--- Start Recorded information ---
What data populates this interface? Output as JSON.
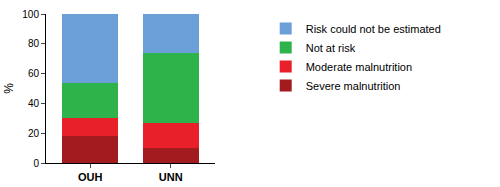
{
  "chart_data": {
    "type": "bar",
    "stacked": true,
    "y_label": "%",
    "categories": [
      "OUH",
      "UNN"
    ],
    "series": [
      {
        "name": "Severe malnutrition",
        "color": "#a11b1f",
        "values": [
          18,
          10
        ]
      },
      {
        "name": "Moderate malnutrition",
        "color": "#e8202a",
        "values": [
          12,
          17
        ]
      },
      {
        "name": "Not at risk",
        "color": "#2db34a",
        "values": [
          24,
          47
        ]
      },
      {
        "name": "Risk could not be estimated",
        "color": "#6b9fd8",
        "values": [
          46,
          26
        ]
      }
    ],
    "ylim": [
      0,
      100
    ],
    "yticks": [
      0,
      20,
      40,
      60,
      80,
      100
    ],
    "grid": false,
    "legend": "right"
  }
}
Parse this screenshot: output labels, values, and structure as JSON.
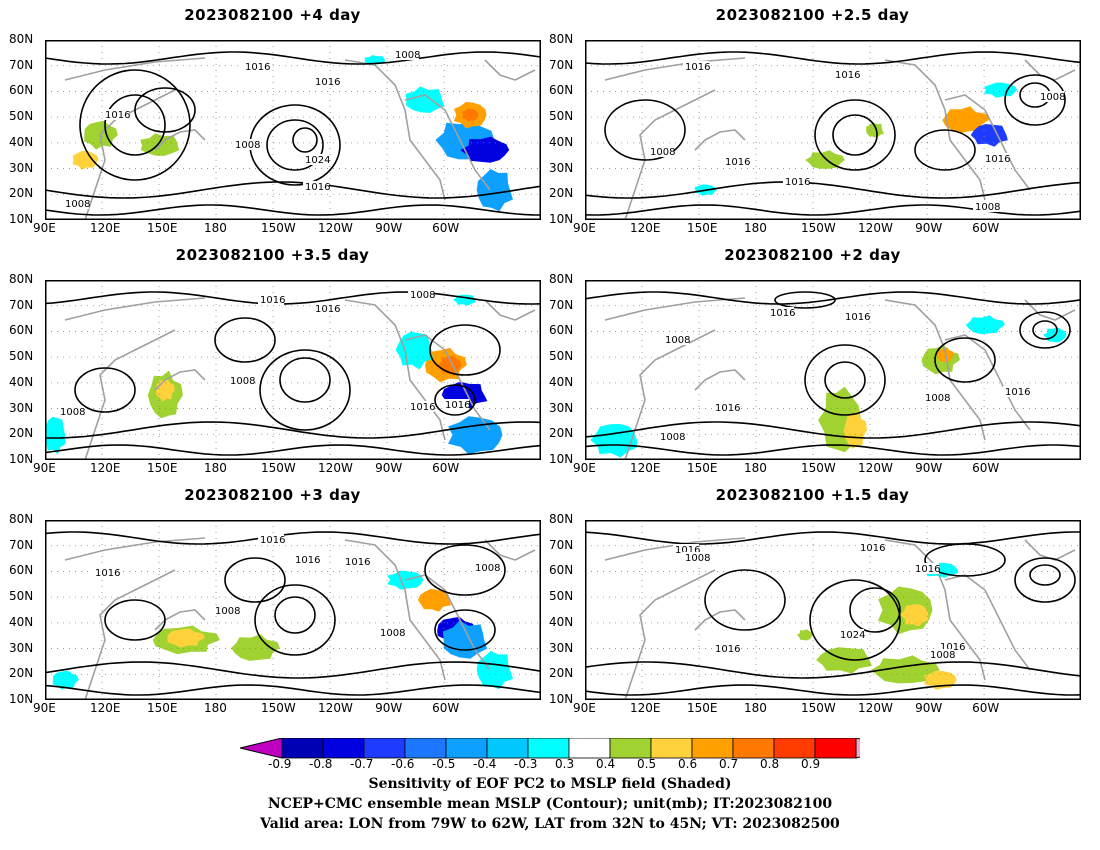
--- End Recorded information ---
_Task instructions_: Each entry gets copied exactly; the pictures stay out.

_Exercise output_:
What data populates this interface? Output as JSON.
{
  "chart_data": {
    "type": "bar",
    "stacked": true,
    "y_label": "%",
    "categories": [
      "OUH",
      "UNN"
    ],
    "series": [
      {
        "name": "Severe malnutrition",
        "color": "#a11b1f",
        "values": [
          18,
          10
        ]
      },
      {
        "name": "Moderate malnutrition",
        "color": "#e8202a",
        "values": [
          12,
          17
        ]
      },
      {
        "name": "Not at risk",
        "color": "#2db34a",
        "values": [
          24,
          47
        ]
      },
      {
        "name": "Risk could not be estimated",
        "color": "#6b9fd8",
        "values": [
          46,
          26
        ]
      }
    ],
    "ylim": [
      0,
      100
    ],
    "yticks": [
      0,
      20,
      40,
      60,
      80,
      100
    ],
    "grid": false,
    "legend": "right"
  }
}
Parse this screenshot: output labels, values, and structure as JSON.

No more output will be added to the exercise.